>> begin MATERIAL PROVIDED
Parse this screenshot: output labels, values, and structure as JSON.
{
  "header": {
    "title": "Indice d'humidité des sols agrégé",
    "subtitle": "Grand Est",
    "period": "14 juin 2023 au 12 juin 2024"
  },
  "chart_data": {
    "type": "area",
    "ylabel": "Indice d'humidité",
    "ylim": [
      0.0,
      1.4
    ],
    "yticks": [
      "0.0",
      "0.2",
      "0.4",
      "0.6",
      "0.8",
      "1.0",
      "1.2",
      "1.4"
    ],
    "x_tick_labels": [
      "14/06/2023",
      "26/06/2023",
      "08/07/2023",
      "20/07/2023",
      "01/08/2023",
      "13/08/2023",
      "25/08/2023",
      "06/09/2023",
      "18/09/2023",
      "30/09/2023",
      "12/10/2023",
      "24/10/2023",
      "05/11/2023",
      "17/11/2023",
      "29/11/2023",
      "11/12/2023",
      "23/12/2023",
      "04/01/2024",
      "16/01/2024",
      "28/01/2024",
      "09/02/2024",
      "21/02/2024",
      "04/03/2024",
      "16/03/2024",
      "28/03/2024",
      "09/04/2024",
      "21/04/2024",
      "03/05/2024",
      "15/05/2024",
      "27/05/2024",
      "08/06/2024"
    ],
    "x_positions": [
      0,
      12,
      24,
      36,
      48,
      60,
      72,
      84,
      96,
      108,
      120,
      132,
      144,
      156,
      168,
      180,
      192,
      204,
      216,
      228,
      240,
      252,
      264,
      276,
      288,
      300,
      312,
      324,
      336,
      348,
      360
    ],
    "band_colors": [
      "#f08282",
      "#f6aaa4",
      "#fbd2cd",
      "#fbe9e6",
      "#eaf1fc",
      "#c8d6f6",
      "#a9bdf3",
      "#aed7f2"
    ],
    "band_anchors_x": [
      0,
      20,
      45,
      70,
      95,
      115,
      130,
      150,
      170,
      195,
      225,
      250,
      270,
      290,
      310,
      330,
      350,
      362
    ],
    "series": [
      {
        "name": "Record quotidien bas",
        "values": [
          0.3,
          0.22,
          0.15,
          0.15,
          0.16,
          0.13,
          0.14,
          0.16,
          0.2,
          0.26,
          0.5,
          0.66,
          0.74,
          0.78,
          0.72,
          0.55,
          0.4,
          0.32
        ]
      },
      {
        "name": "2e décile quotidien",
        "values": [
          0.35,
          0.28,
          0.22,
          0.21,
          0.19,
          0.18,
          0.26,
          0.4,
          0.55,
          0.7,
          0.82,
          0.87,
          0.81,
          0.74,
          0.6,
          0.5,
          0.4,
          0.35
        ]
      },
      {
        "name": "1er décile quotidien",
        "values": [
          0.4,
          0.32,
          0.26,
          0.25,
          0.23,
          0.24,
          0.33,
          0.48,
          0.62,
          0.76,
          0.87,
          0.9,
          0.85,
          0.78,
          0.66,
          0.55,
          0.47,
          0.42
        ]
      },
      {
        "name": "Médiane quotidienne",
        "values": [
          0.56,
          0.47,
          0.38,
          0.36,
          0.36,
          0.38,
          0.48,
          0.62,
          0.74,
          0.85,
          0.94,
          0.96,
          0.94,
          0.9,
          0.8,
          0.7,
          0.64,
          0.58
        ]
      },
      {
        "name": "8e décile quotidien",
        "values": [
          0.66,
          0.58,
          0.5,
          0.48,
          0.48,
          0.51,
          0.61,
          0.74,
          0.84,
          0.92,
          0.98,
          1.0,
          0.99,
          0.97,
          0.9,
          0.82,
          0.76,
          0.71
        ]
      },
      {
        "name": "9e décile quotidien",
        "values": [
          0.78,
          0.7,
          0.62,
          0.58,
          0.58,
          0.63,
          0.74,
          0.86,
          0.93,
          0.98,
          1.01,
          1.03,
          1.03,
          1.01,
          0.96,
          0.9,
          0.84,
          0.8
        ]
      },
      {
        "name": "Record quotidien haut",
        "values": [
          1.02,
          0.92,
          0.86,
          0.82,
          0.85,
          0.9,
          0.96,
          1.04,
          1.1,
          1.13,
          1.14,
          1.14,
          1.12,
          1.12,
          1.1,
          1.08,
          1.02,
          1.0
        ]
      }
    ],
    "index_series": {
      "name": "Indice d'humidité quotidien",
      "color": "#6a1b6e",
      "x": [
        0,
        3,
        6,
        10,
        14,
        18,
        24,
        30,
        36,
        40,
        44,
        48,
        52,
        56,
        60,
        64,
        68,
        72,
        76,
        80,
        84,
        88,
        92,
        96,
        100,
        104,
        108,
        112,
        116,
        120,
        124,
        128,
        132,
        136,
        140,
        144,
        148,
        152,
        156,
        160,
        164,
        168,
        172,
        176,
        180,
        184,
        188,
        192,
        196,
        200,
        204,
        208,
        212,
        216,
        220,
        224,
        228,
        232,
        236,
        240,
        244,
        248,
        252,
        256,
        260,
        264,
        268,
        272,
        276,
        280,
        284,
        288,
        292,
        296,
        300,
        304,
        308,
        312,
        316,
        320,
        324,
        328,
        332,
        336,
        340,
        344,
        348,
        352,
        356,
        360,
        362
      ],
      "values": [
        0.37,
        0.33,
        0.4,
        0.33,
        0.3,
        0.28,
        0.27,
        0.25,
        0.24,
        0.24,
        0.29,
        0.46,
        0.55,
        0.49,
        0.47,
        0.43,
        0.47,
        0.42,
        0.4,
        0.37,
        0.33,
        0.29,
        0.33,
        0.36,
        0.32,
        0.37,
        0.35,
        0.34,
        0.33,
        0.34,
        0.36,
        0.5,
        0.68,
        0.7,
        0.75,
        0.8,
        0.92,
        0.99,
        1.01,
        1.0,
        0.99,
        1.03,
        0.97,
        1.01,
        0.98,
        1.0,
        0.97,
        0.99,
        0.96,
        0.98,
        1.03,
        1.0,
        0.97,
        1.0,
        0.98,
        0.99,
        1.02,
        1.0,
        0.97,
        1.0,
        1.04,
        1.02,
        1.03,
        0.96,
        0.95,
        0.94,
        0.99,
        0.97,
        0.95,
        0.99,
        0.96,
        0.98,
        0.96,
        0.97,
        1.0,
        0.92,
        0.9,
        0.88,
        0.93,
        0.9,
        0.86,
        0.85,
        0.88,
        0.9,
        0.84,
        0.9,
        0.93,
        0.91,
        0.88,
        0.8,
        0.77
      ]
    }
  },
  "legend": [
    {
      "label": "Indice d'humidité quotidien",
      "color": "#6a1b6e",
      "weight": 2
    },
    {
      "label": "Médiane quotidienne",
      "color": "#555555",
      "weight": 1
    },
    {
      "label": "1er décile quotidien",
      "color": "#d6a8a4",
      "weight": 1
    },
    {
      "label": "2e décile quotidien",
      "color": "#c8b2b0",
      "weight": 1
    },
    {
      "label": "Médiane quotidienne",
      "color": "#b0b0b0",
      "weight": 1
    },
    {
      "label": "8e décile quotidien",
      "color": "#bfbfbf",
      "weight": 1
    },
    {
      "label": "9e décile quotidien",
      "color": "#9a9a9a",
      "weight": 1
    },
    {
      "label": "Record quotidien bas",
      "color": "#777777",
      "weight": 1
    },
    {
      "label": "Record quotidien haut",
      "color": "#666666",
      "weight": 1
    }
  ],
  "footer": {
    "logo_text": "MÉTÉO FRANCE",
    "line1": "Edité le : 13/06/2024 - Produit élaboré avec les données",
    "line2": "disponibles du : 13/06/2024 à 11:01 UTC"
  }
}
>> end MATERIAL PROVIDED
§ SHORT TASK: All records above must be set down exactly, please.

§ TASK OUTPUT:
Parse this screenshot: output labels, values, and structure as JSON.
{
  "header": {
    "title": "Indice d'humidité des sols agrégé",
    "subtitle": "Grand Est",
    "period": "14 juin 2023 au 12 juin 2024"
  },
  "chart_data": {
    "type": "area",
    "ylabel": "Indice d'humidité",
    "ylim": [
      0.0,
      1.4
    ],
    "yticks": [
      "0.0",
      "0.2",
      "0.4",
      "0.6",
      "0.8",
      "1.0",
      "1.2",
      "1.4"
    ],
    "x_tick_labels": [
      "14/06/2023",
      "26/06/2023",
      "08/07/2023",
      "20/07/2023",
      "01/08/2023",
      "13/08/2023",
      "25/08/2023",
      "06/09/2023",
      "18/09/2023",
      "30/09/2023",
      "12/10/2023",
      "24/10/2023",
      "05/11/2023",
      "17/11/2023",
      "29/11/2023",
      "11/12/2023",
      "23/12/2023",
      "04/01/2024",
      "16/01/2024",
      "28/01/2024",
      "09/02/2024",
      "21/02/2024",
      "04/03/2024",
      "16/03/2024",
      "28/03/2024",
      "09/04/2024",
      "21/04/2024",
      "03/05/2024",
      "15/05/2024",
      "27/05/2024",
      "08/06/2024"
    ],
    "x_positions": [
      0,
      12,
      24,
      36,
      48,
      60,
      72,
      84,
      96,
      108,
      120,
      132,
      144,
      156,
      168,
      180,
      192,
      204,
      216,
      228,
      240,
      252,
      264,
      276,
      288,
      300,
      312,
      324,
      336,
      348,
      360
    ],
    "band_colors": [
      "#f08282",
      "#f6aaa4",
      "#fbd2cd",
      "#fbe9e6",
      "#eaf1fc",
      "#c8d6f6",
      "#a9bdf3",
      "#aed7f2"
    ],
    "band_anchors_x": [
      0,
      20,
      45,
      70,
      95,
      115,
      130,
      150,
      170,
      195,
      225,
      250,
      270,
      290,
      310,
      330,
      350,
      362
    ],
    "series": [
      {
        "name": "Record quotidien bas",
        "values": [
          0.3,
          0.22,
          0.15,
          0.15,
          0.16,
          0.13,
          0.14,
          0.16,
          0.2,
          0.26,
          0.5,
          0.66,
          0.74,
          0.78,
          0.72,
          0.55,
          0.4,
          0.32
        ]
      },
      {
        "name": "2e décile quotidien",
        "values": [
          0.35,
          0.28,
          0.22,
          0.21,
          0.19,
          0.18,
          0.26,
          0.4,
          0.55,
          0.7,
          0.82,
          0.87,
          0.81,
          0.74,
          0.6,
          0.5,
          0.4,
          0.35
        ]
      },
      {
        "name": "1er décile quotidien",
        "values": [
          0.4,
          0.32,
          0.26,
          0.25,
          0.23,
          0.24,
          0.33,
          0.48,
          0.62,
          0.76,
          0.87,
          0.9,
          0.85,
          0.78,
          0.66,
          0.55,
          0.47,
          0.42
        ]
      },
      {
        "name": "Médiane quotidienne",
        "values": [
          0.56,
          0.47,
          0.38,
          0.36,
          0.36,
          0.38,
          0.48,
          0.62,
          0.74,
          0.85,
          0.94,
          0.96,
          0.94,
          0.9,
          0.8,
          0.7,
          0.64,
          0.58
        ]
      },
      {
        "name": "8e décile quotidien",
        "values": [
          0.66,
          0.58,
          0.5,
          0.48,
          0.48,
          0.51,
          0.61,
          0.74,
          0.84,
          0.92,
          0.98,
          1.0,
          0.99,
          0.97,
          0.9,
          0.82,
          0.76,
          0.71
        ]
      },
      {
        "name": "9e décile quotidien",
        "values": [
          0.78,
          0.7,
          0.62,
          0.58,
          0.58,
          0.63,
          0.74,
          0.86,
          0.93,
          0.98,
          1.01,
          1.03,
          1.03,
          1.01,
          0.96,
          0.9,
          0.84,
          0.8
        ]
      },
      {
        "name": "Record quotidien haut",
        "values": [
          1.02,
          0.92,
          0.86,
          0.82,
          0.85,
          0.9,
          0.96,
          1.04,
          1.1,
          1.13,
          1.14,
          1.14,
          1.12,
          1.12,
          1.1,
          1.08,
          1.02,
          1.0
        ]
      }
    ],
    "index_series": {
      "name": "Indice d'humidité quotidien",
      "color": "#6a1b6e",
      "x": [
        0,
        3,
        6,
        10,
        14,
        18,
        24,
        30,
        36,
        40,
        44,
        48,
        52,
        56,
        60,
        64,
        68,
        72,
        76,
        80,
        84,
        88,
        92,
        96,
        100,
        104,
        108,
        112,
        116,
        120,
        124,
        128,
        132,
        136,
        140,
        144,
        148,
        152,
        156,
        160,
        164,
        168,
        172,
        176,
        180,
        184,
        188,
        192,
        196,
        200,
        204,
        208,
        212,
        216,
        220,
        224,
        228,
        232,
        236,
        240,
        244,
        248,
        252,
        256,
        260,
        264,
        268,
        272,
        276,
        280,
        284,
        288,
        292,
        296,
        300,
        304,
        308,
        312,
        316,
        320,
        324,
        328,
        332,
        336,
        340,
        344,
        348,
        352,
        356,
        360,
        362
      ],
      "values": [
        0.37,
        0.33,
        0.4,
        0.33,
        0.3,
        0.28,
        0.27,
        0.25,
        0.24,
        0.24,
        0.29,
        0.46,
        0.55,
        0.49,
        0.47,
        0.43,
        0.47,
        0.42,
        0.4,
        0.37,
        0.33,
        0.29,
        0.33,
        0.36,
        0.32,
        0.37,
        0.35,
        0.34,
        0.33,
        0.34,
        0.36,
        0.5,
        0.68,
        0.7,
        0.75,
        0.8,
        0.92,
        0.99,
        1.01,
        1.0,
        0.99,
        1.03,
        0.97,
        1.01,
        0.98,
        1.0,
        0.97,
        0.99,
        0.96,
        0.98,
        1.03,
        1.0,
        0.97,
        1.0,
        0.98,
        0.99,
        1.02,
        1.0,
        0.97,
        1.0,
        1.04,
        1.02,
        1.03,
        0.96,
        0.95,
        0.94,
        0.99,
        0.97,
        0.95,
        0.99,
        0.96,
        0.98,
        0.96,
        0.97,
        1.0,
        0.92,
        0.9,
        0.88,
        0.93,
        0.9,
        0.86,
        0.85,
        0.88,
        0.9,
        0.84,
        0.9,
        0.93,
        0.91,
        0.88,
        0.8,
        0.77
      ]
    }
  },
  "legend": [
    {
      "label": "Indice d'humidité quotidien",
      "color": "#6a1b6e",
      "weight": 2
    },
    {
      "label": "Médiane quotidienne",
      "color": "#555555",
      "weight": 1
    },
    {
      "label": "1er décile quotidien",
      "color": "#d6a8a4",
      "weight": 1
    },
    {
      "label": "2e décile quotidien",
      "color": "#c8b2b0",
      "weight": 1
    },
    {
      "label": "Médiane quotidienne",
      "color": "#b0b0b0",
      "weight": 1
    },
    {
      "label": "8e décile quotidien",
      "color": "#bfbfbf",
      "weight": 1
    },
    {
      "label": "9e décile quotidien",
      "color": "#9a9a9a",
      "weight": 1
    },
    {
      "label": "Record quotidien bas",
      "color": "#777777",
      "weight": 1
    },
    {
      "label": "Record quotidien haut",
      "color": "#666666",
      "weight": 1
    }
  ],
  "footer": {
    "logo_text": "MÉTÉO FRANCE",
    "line1": "Edité le : 13/06/2024 - Produit élaboré avec les données",
    "line2": "disponibles du : 13/06/2024 à 11:01 UTC"
  }
}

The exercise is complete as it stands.